TEXT PROVIDED:
== == ==
History

United States
- Name: Horace H. Lurton
- Namesake: Horace H. Lurton
- Owner: War Shipping Administration (WSA)
- Operator: Cosmopolitan Shipping Company
- Ordered: as type (EC2-S-C1) hull, MC hull 1500
- Builder: J.A. Jones Construction, Brunswick, Georgia
- Cost: $1,814,639
- Yard number: 116
- Way number: 6
- Laid down: 12 July 1943
- Launched: 7 October 1943
- Completed: 19 October 1943
- Identification: Call Signal: KIRM; ;
- Fate: Transferred to France, scrapped, June 1968

General characteristics
- Class & type: Liberty ship; type EC2-S-C1, standard;
- Tonnage: 10,865 LT DWT; 7,176 GRT;
- Displacement: 3,380 long tons (3,434 t) (light); 14,245 long tons (14,474 t) (max);
- Length: 441 feet 6 inches (135 m) oa; 416 feet (127 m) pp; 427 feet (130 m) lwl;
- Beam: 57 feet (17 m)
- Draft: 27 ft 9.25 in (8.4646 m)
- Installed power: 2 × Oil fired 450 °F (232 °C) boilers, operating at 220 psi (1,500 kPa); 2,500 hp (1,900 kW);
- Propulsion: 1 × triple-expansion steam engine, (manufactured by Filer and Stowell, Milwaukee, Wisconsin); 1 × screw propeller;
- Speed: 11.5 knots (21.3 km/h; 13.2 mph)
- Capacity: 562,608 cubic feet (15,931 m^{3}) (grain); 499,573 cubic feet (14,146 m^{3}) (bale);
- Complement: 38–62 USMM; 21–40 USNAG;
- Armament: Varied by ship; Bow-mounted 3-inch (76 mm)/50-caliber gun; Stern-mounted 4-inch (102 mm)/50-caliber gun; 2–8 × single 20-millimeter (0.79 in) Oerlikon anti-aircraft (AA) cannons and/or,; 2–8 × 37-millimeter (1.46 in) M1 AA guns;

= SS Horace H. Lurton =

World War II Liberty ship of the United States

SS Horace H. Lurton was a Liberty ship built in the United States during World War II. She was named after Horace H. Lurton, an Associate Justice of the Supreme Court of the United States.
== == ==
Structured page-parsing data:
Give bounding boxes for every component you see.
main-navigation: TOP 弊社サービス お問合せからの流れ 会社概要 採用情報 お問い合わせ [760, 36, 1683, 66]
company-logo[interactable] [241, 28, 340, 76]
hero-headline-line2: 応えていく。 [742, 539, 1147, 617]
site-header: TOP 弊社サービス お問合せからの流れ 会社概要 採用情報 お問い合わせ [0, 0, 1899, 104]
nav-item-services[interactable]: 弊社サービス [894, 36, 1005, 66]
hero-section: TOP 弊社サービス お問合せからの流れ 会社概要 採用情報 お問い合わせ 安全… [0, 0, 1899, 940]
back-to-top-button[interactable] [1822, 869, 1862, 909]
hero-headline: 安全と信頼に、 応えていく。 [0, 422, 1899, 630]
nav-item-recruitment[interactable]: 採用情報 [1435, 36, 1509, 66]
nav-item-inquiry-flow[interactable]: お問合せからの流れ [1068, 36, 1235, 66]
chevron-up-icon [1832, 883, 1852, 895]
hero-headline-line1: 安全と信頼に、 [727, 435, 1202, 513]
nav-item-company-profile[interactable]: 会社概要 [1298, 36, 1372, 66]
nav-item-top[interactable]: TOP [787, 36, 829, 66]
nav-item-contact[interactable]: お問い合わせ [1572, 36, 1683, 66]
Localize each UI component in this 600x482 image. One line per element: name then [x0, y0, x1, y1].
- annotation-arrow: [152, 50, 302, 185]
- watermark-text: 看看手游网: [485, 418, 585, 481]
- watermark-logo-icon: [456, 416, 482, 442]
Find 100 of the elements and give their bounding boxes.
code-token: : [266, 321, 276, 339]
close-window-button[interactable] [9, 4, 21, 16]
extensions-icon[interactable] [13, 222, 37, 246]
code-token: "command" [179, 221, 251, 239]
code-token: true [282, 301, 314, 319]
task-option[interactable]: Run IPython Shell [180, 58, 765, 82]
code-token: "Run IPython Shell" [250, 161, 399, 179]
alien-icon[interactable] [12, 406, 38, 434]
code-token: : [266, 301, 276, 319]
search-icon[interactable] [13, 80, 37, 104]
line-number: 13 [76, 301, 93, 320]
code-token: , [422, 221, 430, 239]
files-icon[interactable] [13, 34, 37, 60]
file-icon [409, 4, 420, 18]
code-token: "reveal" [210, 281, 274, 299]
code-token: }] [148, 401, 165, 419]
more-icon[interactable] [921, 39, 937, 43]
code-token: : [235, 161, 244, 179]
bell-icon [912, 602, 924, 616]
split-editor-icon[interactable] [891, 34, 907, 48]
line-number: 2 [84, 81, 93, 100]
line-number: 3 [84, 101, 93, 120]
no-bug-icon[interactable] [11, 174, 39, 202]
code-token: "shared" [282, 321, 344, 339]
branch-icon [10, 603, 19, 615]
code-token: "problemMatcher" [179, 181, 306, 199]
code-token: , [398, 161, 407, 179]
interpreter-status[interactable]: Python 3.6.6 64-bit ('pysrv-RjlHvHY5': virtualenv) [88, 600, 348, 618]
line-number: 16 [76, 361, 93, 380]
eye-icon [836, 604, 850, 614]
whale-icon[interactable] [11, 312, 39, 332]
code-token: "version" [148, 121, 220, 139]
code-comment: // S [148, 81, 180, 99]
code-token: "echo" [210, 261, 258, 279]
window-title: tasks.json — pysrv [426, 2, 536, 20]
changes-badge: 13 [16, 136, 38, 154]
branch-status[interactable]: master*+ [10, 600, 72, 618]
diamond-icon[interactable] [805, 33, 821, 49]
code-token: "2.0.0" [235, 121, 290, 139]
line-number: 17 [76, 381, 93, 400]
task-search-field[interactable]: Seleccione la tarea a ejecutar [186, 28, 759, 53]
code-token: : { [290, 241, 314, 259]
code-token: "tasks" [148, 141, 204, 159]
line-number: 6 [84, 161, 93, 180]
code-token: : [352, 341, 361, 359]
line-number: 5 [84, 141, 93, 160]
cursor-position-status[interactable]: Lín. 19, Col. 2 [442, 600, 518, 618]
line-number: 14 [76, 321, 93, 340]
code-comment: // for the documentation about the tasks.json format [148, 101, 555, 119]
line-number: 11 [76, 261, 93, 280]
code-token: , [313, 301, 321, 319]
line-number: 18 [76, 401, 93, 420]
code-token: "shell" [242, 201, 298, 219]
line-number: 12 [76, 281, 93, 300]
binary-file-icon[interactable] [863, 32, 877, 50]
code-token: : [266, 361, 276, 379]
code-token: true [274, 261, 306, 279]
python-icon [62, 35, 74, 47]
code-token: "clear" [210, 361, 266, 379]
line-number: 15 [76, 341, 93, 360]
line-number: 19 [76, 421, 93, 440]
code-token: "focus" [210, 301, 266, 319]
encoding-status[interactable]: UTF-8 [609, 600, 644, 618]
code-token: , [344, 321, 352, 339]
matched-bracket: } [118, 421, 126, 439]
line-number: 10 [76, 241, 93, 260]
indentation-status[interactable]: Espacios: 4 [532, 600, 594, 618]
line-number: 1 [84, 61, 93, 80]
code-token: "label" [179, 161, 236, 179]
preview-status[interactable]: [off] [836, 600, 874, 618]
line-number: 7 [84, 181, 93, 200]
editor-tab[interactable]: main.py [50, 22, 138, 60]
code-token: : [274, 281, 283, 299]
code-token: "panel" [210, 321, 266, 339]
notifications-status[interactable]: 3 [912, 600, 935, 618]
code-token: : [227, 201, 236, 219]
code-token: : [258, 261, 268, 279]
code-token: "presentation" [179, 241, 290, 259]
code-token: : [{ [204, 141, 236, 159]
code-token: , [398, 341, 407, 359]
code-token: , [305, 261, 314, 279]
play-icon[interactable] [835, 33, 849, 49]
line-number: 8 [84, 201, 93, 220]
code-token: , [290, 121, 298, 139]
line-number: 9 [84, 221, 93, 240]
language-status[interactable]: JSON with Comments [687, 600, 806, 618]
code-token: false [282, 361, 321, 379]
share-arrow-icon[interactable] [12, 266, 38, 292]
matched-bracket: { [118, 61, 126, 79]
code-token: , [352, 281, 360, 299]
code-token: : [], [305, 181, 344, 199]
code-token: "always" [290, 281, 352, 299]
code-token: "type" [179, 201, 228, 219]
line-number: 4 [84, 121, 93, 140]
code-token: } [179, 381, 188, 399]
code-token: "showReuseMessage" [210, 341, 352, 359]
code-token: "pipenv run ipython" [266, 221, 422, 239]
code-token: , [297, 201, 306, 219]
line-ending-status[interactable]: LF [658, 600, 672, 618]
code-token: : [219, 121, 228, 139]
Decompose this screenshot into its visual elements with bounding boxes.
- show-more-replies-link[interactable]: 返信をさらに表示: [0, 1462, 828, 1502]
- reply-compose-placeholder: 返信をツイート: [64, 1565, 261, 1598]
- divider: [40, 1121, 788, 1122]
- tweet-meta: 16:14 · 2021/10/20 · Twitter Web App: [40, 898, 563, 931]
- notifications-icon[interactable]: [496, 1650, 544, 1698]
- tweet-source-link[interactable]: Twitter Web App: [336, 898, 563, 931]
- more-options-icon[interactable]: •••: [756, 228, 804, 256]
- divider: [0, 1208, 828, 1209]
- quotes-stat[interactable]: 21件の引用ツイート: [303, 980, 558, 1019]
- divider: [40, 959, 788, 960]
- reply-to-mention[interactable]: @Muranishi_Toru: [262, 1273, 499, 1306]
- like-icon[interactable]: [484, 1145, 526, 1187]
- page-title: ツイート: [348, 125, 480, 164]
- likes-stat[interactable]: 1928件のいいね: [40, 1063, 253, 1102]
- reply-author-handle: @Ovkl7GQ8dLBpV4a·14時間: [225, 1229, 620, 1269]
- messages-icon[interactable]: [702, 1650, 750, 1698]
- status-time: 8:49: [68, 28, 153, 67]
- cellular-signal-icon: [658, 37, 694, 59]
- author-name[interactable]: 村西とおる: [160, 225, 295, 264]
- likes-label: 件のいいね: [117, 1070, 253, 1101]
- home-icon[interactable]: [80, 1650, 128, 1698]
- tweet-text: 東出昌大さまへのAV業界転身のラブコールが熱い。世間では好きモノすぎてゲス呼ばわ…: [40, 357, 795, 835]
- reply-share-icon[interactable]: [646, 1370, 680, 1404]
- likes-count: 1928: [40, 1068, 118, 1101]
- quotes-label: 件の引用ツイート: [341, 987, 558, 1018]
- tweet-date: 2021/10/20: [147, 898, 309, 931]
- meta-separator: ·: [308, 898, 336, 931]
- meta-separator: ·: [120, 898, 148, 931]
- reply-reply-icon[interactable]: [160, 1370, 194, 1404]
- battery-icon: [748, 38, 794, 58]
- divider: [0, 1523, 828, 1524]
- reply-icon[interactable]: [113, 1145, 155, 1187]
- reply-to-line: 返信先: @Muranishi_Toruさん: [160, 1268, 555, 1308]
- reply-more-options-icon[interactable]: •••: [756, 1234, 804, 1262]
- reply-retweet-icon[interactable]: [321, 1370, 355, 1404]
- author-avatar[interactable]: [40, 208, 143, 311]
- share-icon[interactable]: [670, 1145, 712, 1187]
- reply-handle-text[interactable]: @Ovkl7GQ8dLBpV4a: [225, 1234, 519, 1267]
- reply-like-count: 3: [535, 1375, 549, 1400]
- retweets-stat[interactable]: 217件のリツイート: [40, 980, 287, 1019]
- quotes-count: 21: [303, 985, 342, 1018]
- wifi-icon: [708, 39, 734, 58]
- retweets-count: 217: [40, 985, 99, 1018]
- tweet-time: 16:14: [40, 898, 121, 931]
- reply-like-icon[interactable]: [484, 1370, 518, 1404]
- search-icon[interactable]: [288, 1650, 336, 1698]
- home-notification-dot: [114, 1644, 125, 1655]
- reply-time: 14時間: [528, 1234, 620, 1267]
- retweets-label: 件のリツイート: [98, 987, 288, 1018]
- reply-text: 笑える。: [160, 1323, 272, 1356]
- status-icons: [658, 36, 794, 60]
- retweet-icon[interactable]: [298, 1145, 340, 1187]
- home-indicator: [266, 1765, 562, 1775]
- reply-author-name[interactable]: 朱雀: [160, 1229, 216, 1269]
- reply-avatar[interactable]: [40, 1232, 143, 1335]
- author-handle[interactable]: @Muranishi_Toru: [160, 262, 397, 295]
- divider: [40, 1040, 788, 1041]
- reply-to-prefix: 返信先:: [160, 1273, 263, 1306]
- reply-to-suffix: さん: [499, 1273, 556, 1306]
== == ==
TASK ITEM:
Can you reproduce the SS Horace H. Lurton text in full, word for word? The records are separate material, unrelated to the SS Horace H. Lurton text.

RESPONSE TO THIS TASK:
History

United States
- Name: Horace H. Lurton
- Namesake: Horace H. Lurton
- Owner: War Shipping Administration (WSA)
- Operator: Cosmopolitan Shipping Company
- Ordered: as type (EC2-S-C1) hull, MC hull 1500
- Builder: J.A. Jones Construction, Brunswick, Georgia
- Cost: $1,814,639
- Yard number: 116
- Way number: 6
- Laid down: 12 July 1943
- Launched: 7 October 1943
- Completed: 19 October 1943
- Identification: Call Signal: KIRM; ;
- Fate: Transferred to France, scrapped, June 1968

General characteristics
- Class & type: Liberty ship; type EC2-S-C1, standard;
- Tonnage: 10,865 LT DWT; 7,176 GRT;
- Displacement: 3,380 long tons (3,434 t) (light); 14,245 long tons (14,474 t) (max);
- Length: 441 feet 6 inches (135 m) oa; 416 feet (127 m) pp; 427 feet (130 m) lwl;
- Beam: 57 feet (17 m)
- Draft: 27 ft 9.25 in (8.4646 m)
- Installed power: 2 × Oil fired 450 °F (232 °C) boilers, operating at 220 psi (1,500 kPa); 2,500 hp (1,900 kW);
- Propulsion: 1 × triple-expansion steam engine, (manufactured by Filer and Stowell, Milwaukee, Wisconsin); 1 × screw propeller;
- Speed: 11.5 knots (21.3 km/h; 13.2 mph)
- Capacity: 562,608 cubic feet (15,931 m^{3}) (grain); 499,573 cubic feet (14,146 m^{3}) (bale);
- Complement: 38–62 USMM; 21–40 USNAG;
- Armament: Varied by ship; Bow-mounted 3-inch (76 mm)/50-caliber gun; Stern-mounted 4-inch (102 mm)/50-caliber gun; 2–8 × single 20-millimeter (0.79 in) Oerlikon anti-aircraft (AA) cannons and/or,; 2–8 × 37-millimeter (1.46 in) M1 AA guns;

= SS Horace H. Lurton =

World War II Liberty ship of the United States

SS Horace H. Lurton was a Liberty ship built in the United States during World War II. She was named after Horace H. Lurton, an Associate Justice of the Supreme Court of the United States.